— What the task requires —
Would you pull out every line of the material that contains the string "Hillarys"?

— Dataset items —
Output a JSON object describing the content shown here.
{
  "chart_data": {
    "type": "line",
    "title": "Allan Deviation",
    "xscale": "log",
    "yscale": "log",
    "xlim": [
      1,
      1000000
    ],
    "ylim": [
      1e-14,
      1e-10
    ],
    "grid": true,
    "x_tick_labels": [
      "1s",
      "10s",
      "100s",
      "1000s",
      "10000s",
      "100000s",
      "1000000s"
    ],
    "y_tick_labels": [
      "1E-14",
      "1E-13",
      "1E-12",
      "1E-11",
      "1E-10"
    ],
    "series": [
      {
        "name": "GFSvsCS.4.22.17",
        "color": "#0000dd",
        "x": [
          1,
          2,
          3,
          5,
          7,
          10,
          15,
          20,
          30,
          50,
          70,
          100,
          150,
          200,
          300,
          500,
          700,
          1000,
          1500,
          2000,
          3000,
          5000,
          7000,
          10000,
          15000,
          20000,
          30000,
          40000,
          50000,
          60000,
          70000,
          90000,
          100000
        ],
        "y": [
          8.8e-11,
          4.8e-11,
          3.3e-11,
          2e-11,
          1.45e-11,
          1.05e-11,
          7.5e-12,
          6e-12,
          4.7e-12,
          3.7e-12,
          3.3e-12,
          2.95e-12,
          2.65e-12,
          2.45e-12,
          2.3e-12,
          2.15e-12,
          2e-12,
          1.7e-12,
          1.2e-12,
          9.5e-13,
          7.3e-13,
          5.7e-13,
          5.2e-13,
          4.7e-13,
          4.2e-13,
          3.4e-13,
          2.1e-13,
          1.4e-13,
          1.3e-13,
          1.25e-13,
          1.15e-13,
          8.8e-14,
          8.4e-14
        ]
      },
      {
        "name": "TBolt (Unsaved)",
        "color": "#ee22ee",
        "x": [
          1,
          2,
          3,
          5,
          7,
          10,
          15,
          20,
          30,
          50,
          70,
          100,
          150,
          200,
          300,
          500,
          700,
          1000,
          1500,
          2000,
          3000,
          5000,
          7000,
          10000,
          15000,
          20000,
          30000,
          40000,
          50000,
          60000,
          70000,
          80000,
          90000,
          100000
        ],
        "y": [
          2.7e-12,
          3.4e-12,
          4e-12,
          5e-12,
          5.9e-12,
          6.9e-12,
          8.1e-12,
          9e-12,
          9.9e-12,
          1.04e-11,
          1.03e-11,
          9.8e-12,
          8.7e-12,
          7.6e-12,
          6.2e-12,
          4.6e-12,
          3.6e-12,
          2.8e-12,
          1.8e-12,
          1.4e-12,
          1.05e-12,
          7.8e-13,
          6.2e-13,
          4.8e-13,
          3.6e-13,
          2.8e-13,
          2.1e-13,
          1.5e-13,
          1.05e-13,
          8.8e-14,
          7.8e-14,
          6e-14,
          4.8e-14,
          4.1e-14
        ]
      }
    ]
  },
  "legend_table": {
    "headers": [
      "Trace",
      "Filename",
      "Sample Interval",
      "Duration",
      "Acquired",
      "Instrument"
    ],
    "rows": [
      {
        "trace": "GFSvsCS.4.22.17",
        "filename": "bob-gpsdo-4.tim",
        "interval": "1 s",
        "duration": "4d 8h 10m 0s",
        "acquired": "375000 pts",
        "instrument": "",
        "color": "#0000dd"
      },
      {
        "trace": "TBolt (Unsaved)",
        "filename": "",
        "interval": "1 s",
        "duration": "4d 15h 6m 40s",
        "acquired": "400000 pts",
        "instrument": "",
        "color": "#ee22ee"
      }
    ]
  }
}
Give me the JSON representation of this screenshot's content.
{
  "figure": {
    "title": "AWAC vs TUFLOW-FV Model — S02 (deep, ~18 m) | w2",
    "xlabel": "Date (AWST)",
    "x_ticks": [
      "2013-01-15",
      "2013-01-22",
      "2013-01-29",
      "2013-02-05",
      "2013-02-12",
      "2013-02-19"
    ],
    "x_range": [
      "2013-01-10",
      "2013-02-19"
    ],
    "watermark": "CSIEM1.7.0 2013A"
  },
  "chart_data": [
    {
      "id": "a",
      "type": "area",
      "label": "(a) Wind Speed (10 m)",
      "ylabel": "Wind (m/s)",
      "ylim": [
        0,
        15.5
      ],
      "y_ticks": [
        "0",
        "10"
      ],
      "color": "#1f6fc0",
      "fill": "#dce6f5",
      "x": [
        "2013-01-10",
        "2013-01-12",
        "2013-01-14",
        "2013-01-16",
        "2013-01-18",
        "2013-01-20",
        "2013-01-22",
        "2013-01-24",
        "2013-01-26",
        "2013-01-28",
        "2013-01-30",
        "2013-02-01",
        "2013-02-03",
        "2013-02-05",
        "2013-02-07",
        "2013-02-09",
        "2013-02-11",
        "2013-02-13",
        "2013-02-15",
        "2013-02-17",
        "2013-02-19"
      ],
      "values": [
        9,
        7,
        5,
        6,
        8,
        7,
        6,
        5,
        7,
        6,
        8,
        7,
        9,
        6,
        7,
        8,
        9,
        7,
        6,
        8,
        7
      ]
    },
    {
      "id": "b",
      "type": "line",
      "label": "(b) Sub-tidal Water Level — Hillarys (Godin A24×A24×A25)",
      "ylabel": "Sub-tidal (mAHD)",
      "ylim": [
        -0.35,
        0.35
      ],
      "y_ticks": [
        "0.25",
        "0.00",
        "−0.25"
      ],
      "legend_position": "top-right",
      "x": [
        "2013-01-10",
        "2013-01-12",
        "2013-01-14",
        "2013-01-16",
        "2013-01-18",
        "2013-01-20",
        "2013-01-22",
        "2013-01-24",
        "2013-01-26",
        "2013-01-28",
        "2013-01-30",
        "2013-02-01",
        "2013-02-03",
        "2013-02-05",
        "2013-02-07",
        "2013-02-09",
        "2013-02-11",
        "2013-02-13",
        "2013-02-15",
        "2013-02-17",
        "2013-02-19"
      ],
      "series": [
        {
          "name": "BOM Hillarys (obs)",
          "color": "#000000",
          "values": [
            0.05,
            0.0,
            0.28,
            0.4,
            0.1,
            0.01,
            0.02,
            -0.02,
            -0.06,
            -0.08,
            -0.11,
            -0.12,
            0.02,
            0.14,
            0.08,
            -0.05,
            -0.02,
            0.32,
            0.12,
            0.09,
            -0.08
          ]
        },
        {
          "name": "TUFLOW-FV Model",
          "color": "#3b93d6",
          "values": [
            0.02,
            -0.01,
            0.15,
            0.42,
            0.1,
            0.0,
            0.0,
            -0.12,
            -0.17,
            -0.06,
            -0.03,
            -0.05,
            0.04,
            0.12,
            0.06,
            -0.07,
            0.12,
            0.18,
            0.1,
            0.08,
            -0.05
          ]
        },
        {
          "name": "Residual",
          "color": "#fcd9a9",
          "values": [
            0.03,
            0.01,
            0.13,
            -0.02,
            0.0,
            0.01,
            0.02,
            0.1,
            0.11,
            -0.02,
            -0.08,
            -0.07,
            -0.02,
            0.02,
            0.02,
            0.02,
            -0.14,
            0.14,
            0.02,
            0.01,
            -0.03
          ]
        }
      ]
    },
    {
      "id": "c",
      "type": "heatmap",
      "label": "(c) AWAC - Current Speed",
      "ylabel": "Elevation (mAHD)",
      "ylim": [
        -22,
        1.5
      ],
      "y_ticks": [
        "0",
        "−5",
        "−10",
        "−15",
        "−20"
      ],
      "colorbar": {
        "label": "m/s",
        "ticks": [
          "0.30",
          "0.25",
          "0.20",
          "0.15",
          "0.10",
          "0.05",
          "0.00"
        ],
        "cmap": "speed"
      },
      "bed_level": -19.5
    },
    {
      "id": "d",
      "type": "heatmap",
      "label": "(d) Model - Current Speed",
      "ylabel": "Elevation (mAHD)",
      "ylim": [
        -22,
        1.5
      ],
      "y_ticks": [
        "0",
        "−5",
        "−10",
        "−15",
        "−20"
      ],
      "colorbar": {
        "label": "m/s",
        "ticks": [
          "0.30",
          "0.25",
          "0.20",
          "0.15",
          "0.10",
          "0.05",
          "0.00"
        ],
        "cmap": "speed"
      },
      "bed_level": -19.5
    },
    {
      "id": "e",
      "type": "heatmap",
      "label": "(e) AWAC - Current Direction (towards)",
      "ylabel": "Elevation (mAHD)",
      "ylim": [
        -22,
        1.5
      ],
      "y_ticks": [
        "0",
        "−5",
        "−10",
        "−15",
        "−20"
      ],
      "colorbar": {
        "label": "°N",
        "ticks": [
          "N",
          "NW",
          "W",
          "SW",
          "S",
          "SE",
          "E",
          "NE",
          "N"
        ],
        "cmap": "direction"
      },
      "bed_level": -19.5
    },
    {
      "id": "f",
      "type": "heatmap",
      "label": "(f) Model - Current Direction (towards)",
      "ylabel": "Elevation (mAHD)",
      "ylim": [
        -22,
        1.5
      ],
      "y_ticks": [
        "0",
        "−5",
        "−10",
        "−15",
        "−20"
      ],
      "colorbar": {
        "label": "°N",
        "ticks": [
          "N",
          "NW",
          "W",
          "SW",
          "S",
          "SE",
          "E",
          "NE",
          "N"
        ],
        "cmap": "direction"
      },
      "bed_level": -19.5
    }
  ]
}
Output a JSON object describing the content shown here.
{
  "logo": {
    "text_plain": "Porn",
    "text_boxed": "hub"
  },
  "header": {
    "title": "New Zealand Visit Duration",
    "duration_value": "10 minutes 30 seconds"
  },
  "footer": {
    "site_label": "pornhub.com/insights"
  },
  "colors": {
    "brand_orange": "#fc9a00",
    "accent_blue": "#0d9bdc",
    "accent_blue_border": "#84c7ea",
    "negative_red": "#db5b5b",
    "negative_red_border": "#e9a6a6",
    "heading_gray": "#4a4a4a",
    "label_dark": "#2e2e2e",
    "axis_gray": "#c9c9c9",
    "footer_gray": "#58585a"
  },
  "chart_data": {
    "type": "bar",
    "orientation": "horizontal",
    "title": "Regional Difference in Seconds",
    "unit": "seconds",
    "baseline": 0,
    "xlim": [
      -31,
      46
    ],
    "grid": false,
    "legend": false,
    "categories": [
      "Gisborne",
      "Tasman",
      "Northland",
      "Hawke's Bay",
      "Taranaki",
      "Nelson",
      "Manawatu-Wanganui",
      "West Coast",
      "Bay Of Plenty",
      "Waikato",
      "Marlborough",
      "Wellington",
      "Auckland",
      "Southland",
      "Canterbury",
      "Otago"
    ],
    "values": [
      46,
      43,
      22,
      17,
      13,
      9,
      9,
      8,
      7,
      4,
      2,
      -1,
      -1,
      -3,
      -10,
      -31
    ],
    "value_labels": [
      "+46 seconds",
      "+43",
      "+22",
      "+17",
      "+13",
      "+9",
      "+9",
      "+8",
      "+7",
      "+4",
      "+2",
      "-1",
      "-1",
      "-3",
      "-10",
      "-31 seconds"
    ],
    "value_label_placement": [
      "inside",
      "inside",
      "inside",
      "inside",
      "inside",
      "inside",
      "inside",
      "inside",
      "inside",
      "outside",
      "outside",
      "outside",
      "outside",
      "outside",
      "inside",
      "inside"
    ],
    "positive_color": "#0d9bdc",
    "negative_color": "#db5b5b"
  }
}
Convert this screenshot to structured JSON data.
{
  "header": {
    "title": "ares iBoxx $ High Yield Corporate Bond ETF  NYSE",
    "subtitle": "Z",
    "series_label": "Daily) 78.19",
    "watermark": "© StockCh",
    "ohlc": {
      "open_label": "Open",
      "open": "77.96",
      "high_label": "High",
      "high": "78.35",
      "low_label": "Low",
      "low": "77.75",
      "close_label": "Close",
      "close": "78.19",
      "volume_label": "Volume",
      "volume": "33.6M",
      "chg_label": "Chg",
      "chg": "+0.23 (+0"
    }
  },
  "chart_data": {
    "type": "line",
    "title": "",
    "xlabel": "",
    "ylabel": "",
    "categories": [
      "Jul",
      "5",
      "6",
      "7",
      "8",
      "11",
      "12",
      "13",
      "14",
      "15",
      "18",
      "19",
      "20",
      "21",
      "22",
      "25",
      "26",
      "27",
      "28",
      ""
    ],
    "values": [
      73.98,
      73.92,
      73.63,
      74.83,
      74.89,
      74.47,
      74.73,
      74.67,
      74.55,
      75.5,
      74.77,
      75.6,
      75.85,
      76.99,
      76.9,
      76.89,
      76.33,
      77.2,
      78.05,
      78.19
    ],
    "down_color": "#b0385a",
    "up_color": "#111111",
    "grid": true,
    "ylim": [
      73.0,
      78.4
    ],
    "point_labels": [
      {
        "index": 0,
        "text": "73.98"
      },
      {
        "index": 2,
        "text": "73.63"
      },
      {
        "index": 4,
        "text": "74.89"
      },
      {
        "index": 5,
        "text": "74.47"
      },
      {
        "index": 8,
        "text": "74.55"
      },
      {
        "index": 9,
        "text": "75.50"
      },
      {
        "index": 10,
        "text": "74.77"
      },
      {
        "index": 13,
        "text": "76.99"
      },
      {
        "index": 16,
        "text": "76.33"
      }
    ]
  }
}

— Result below —
      "label": "(b) Sub-tidal Water Level — Hillarys (Godin A24×A24×A25)",
          "name": "BOM Hillarys (obs)",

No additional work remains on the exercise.